What you will do
Repeat each record exactly as written, and drop any images.

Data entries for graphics
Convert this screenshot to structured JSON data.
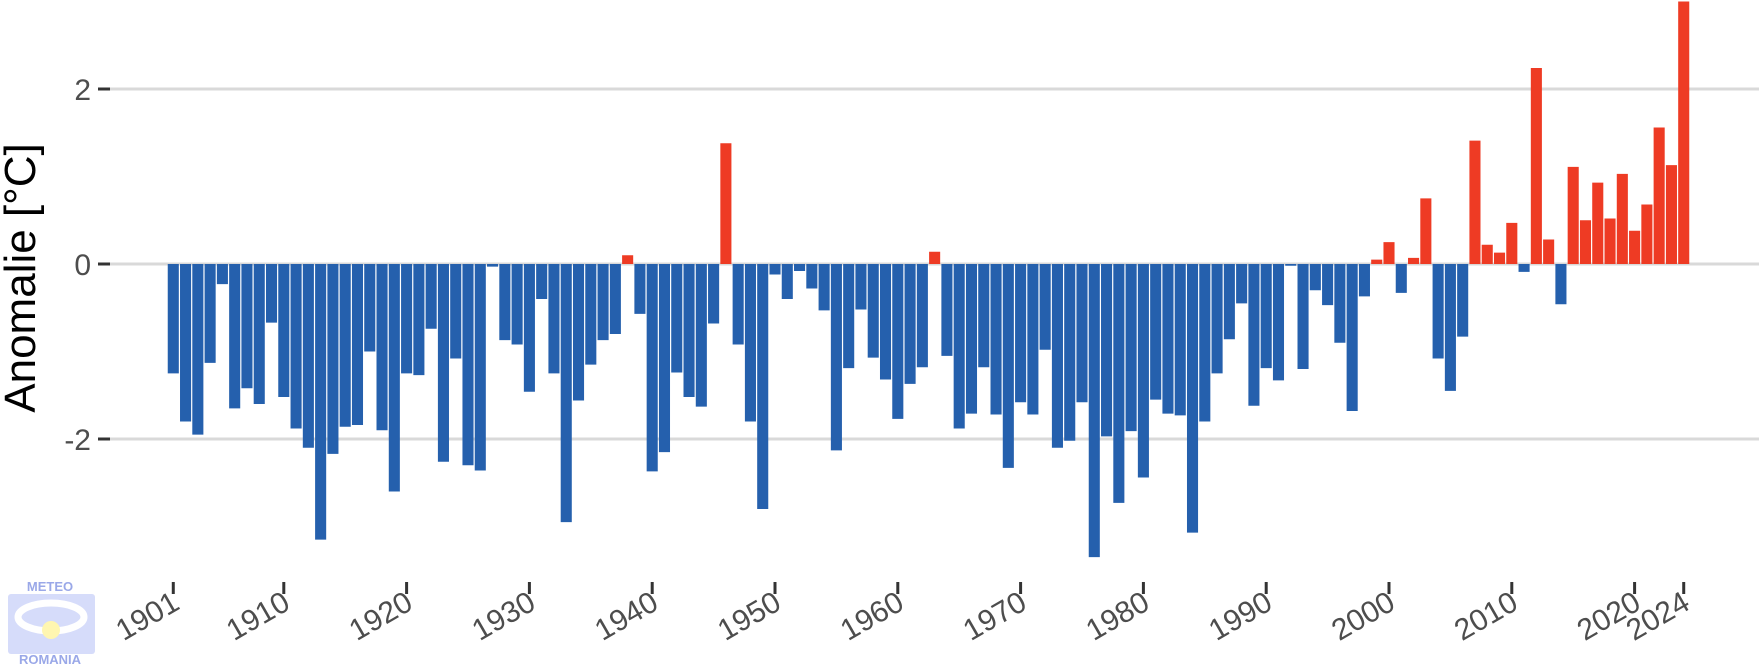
{
  "chart_data": {
    "type": "bar",
    "title": "",
    "xlabel": "",
    "ylabel": "Anomalie [°C]",
    "x_ticks": [
      "1901",
      "1910",
      "1920",
      "1930",
      "1940",
      "1950",
      "1960",
      "1970",
      "1980",
      "1990",
      "2000",
      "2010",
      "2020",
      "2024"
    ],
    "y_ticks": [
      "2",
      "0",
      "-2"
    ],
    "y_tick_values": [
      2,
      0,
      -2
    ],
    "ylim": [
      -3.6,
      3.0
    ],
    "xlim": [
      1900.0,
      2025.0
    ],
    "grid": "horizontal",
    "colors": {
      "positive": "#ee3b24",
      "negative": "#2560ad",
      "grid": "#d9d9d9",
      "axis_text": "#4d4d4d"
    },
    "years": [
      1901,
      1902,
      1903,
      1904,
      1905,
      1906,
      1907,
      1908,
      1909,
      1910,
      1911,
      1912,
      1913,
      1914,
      1915,
      1916,
      1917,
      1918,
      1919,
      1920,
      1921,
      1922,
      1923,
      1924,
      1925,
      1926,
      1927,
      1928,
      1929,
      1930,
      1931,
      1932,
      1933,
      1934,
      1935,
      1936,
      1937,
      1938,
      1939,
      1940,
      1941,
      1942,
      1943,
      1944,
      1945,
      1946,
      1947,
      1948,
      1949,
      1950,
      1951,
      1952,
      1953,
      1954,
      1955,
      1956,
      1957,
      1958,
      1959,
      1960,
      1961,
      1962,
      1963,
      1964,
      1965,
      1966,
      1967,
      1968,
      1969,
      1970,
      1971,
      1972,
      1973,
      1974,
      1975,
      1976,
      1977,
      1978,
      1979,
      1980,
      1981,
      1982,
      1983,
      1984,
      1985,
      1986,
      1987,
      1988,
      1989,
      1990,
      1991,
      1992,
      1993,
      1994,
      1995,
      1996,
      1997,
      1998,
      1999,
      2000,
      2001,
      2002,
      2003,
      2004,
      2005,
      2006,
      2007,
      2008,
      2009,
      2010,
      2011,
      2012,
      2013,
      2014,
      2015,
      2016,
      2017,
      2018,
      2019,
      2020,
      2021,
      2022,
      2023,
      2024
    ],
    "values": [
      -1.25,
      -1.8,
      -1.95,
      -1.13,
      -0.23,
      -1.65,
      -1.42,
      -1.6,
      -0.67,
      -1.52,
      -1.88,
      -2.1,
      -3.15,
      -2.17,
      -1.86,
      -1.84,
      -1.0,
      -1.9,
      -2.6,
      -1.25,
      -1.27,
      -0.74,
      -2.26,
      -1.08,
      -2.3,
      -2.36,
      -0.03,
      -0.87,
      -0.92,
      -1.46,
      -0.4,
      -1.25,
      -2.95,
      -1.56,
      -1.15,
      -0.87,
      -0.8,
      0.1,
      -0.57,
      -2.37,
      -2.15,
      -1.24,
      -1.52,
      -1.63,
      -0.68,
      1.38,
      -0.92,
      -1.8,
      -2.8,
      -0.12,
      -0.4,
      -0.08,
      -0.28,
      -0.53,
      -2.13,
      -1.19,
      -0.52,
      -1.07,
      -1.32,
      -1.77,
      -1.37,
      -1.18,
      0.14,
      -1.05,
      -1.88,
      -1.71,
      -1.18,
      -1.72,
      -2.33,
      -1.58,
      -1.72,
      -0.98,
      -2.1,
      -2.02,
      -1.58,
      -3.35,
      -1.97,
      -2.73,
      -1.91,
      -2.44,
      -1.55,
      -1.71,
      -1.73,
      -3.07,
      -1.8,
      -1.25,
      -0.86,
      -0.45,
      -1.62,
      -1.19,
      -1.33,
      -0.02,
      -1.2,
      -0.3,
      -0.47,
      -0.9,
      -1.68,
      -0.37,
      0.05,
      0.25,
      -0.33,
      0.07,
      0.75,
      -1.08,
      -1.45,
      -0.83,
      1.41,
      0.22,
      0.13,
      0.47,
      -0.09,
      2.24,
      0.28,
      -0.46,
      1.11,
      0.5,
      0.93,
      0.52,
      1.03,
      0.38,
      0.68,
      1.56,
      1.13,
      3.0
    ]
  },
  "logo": {
    "top_text": "METEO",
    "bottom_text": "ROMANIA"
  }
}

Output of the exercise
Convert this screenshot to structured JSON data.
{
  "chart_data": {
    "type": "bar",
    "title": "",
    "xlabel": "",
    "ylabel": "Anomalie [°C]",
    "x_ticks": [
      "1901",
      "1910",
      "1920",
      "1930",
      "1940",
      "1950",
      "1960",
      "1970",
      "1980",
      "1990",
      "2000",
      "2010",
      "2020",
      "2024"
    ],
    "y_ticks": [
      "2",
      "0",
      "-2"
    ],
    "y_tick_values": [
      2,
      0,
      -2
    ],
    "ylim": [
      -3.6,
      3.0
    ],
    "xlim": [
      1900.0,
      2025.0
    ],
    "grid": "horizontal",
    "colors": {
      "positive": "#ee3b24",
      "negative": "#2560ad",
      "grid": "#d9d9d9",
      "axis_text": "#4d4d4d"
    },
    "years": [
      1901,
      1902,
      1903,
      1904,
      1905,
      1906,
      1907,
      1908,
      1909,
      1910,
      1911,
      1912,
      1913,
      1914,
      1915,
      1916,
      1917,
      1918,
      1919,
      1920,
      1921,
      1922,
      1923,
      1924,
      1925,
      1926,
      1927,
      1928,
      1929,
      1930,
      1931,
      1932,
      1933,
      1934,
      1935,
      1936,
      1937,
      1938,
      1939,
      1940,
      1941,
      1942,
      1943,
      1944,
      1945,
      1946,
      1947,
      1948,
      1949,
      1950,
      1951,
      1952,
      1953,
      1954,
      1955,
      1956,
      1957,
      1958,
      1959,
      1960,
      1961,
      1962,
      1963,
      1964,
      1965,
      1966,
      1967,
      1968,
      1969,
      1970,
      1971,
      1972,
      1973,
      1974,
      1975,
      1976,
      1977,
      1978,
      1979,
      1980,
      1981,
      1982,
      1983,
      1984,
      1985,
      1986,
      1987,
      1988,
      1989,
      1990,
      1991,
      1992,
      1993,
      1994,
      1995,
      1996,
      1997,
      1998,
      1999,
      2000,
      2001,
      2002,
      2003,
      2004,
      2005,
      2006,
      2007,
      2008,
      2009,
      2010,
      2011,
      2012,
      2013,
      2014,
      2015,
      2016,
      2017,
      2018,
      2019,
      2020,
      2021,
      2022,
      2023,
      2024
    ],
    "values": [
      -1.25,
      -1.8,
      -1.95,
      -1.13,
      -0.23,
      -1.65,
      -1.42,
      -1.6,
      -0.67,
      -1.52,
      -1.88,
      -2.1,
      -3.15,
      -2.17,
      -1.86,
      -1.84,
      -1.0,
      -1.9,
      -2.6,
      -1.25,
      -1.27,
      -0.74,
      -2.26,
      -1.08,
      -2.3,
      -2.36,
      -0.03,
      -0.87,
      -0.92,
      -1.46,
      -0.4,
      -1.25,
      -2.95,
      -1.56,
      -1.15,
      -0.87,
      -0.8,
      0.1,
      -0.57,
      -2.37,
      -2.15,
      -1.24,
      -1.52,
      -1.63,
      -0.68,
      1.38,
      -0.92,
      -1.8,
      -2.8,
      -0.12,
      -0.4,
      -0.08,
      -0.28,
      -0.53,
      -2.13,
      -1.19,
      -0.52,
      -1.07,
      -1.32,
      -1.77,
      -1.37,
      -1.18,
      0.14,
      -1.05,
      -1.88,
      -1.71,
      -1.18,
      -1.72,
      -2.33,
      -1.58,
      -1.72,
      -0.98,
      -2.1,
      -2.02,
      -1.58,
      -3.35,
      -1.97,
      -2.73,
      -1.91,
      -2.44,
      -1.55,
      -1.71,
      -1.73,
      -3.07,
      -1.8,
      -1.25,
      -0.86,
      -0.45,
      -1.62,
      -1.19,
      -1.33,
      -0.02,
      -1.2,
      -0.3,
      -0.47,
      -0.9,
      -1.68,
      -0.37,
      0.05,
      0.25,
      -0.33,
      0.07,
      0.75,
      -1.08,
      -1.45,
      -0.83,
      1.41,
      0.22,
      0.13,
      0.47,
      -0.09,
      2.24,
      0.28,
      -0.46,
      1.11,
      0.5,
      0.93,
      0.52,
      1.03,
      0.38,
      0.68,
      1.56,
      1.13,
      3.0
    ]
  },
  "logo": {
    "top_text": "METEO",
    "bottom_text": "ROMANIA"
  }
}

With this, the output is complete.